> [What you need to do] Output each entry verbatim and exclude every picture from it.

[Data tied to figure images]
--- Begin ---

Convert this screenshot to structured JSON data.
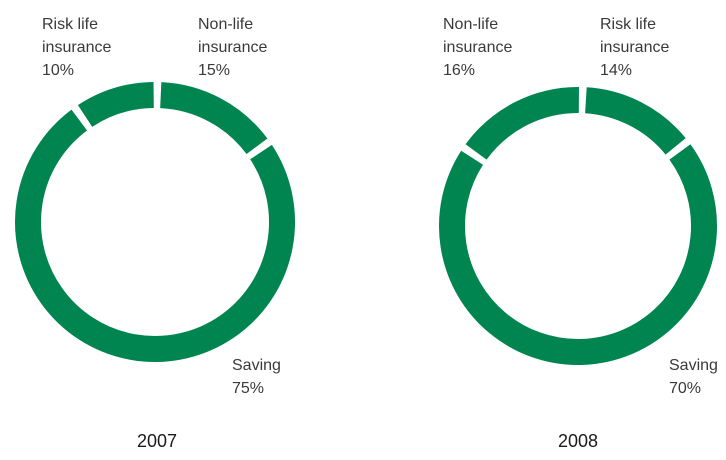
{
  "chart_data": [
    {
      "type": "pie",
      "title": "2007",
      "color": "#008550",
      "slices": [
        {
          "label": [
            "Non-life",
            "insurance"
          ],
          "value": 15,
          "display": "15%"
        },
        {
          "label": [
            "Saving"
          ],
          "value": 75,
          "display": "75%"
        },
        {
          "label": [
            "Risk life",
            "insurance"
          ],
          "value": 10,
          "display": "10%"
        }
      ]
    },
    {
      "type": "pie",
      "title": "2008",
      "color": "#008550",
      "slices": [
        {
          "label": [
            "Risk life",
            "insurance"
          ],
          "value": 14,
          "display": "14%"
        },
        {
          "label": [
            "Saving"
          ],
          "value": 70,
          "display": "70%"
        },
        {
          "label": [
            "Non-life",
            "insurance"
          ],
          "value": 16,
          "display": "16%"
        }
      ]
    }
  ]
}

--- End ---

> [Output of the task]
Convert this screenshot to structured JSON data.
{
  "chart_data": [
    {
      "type": "pie",
      "title": "2007",
      "color": "#008550",
      "slices": [
        {
          "label": [
            "Non-life",
            "insurance"
          ],
          "value": 15,
          "display": "15%"
        },
        {
          "label": [
            "Saving"
          ],
          "value": 75,
          "display": "75%"
        },
        {
          "label": [
            "Risk life",
            "insurance"
          ],
          "value": 10,
          "display": "10%"
        }
      ]
    },
    {
      "type": "pie",
      "title": "2008",
      "color": "#008550",
      "slices": [
        {
          "label": [
            "Risk life",
            "insurance"
          ],
          "value": 14,
          "display": "14%"
        },
        {
          "label": [
            "Saving"
          ],
          "value": 70,
          "display": "70%"
        },
        {
          "label": [
            "Non-life",
            "insurance"
          ],
          "value": 16,
          "display": "16%"
        }
      ]
    }
  ]
}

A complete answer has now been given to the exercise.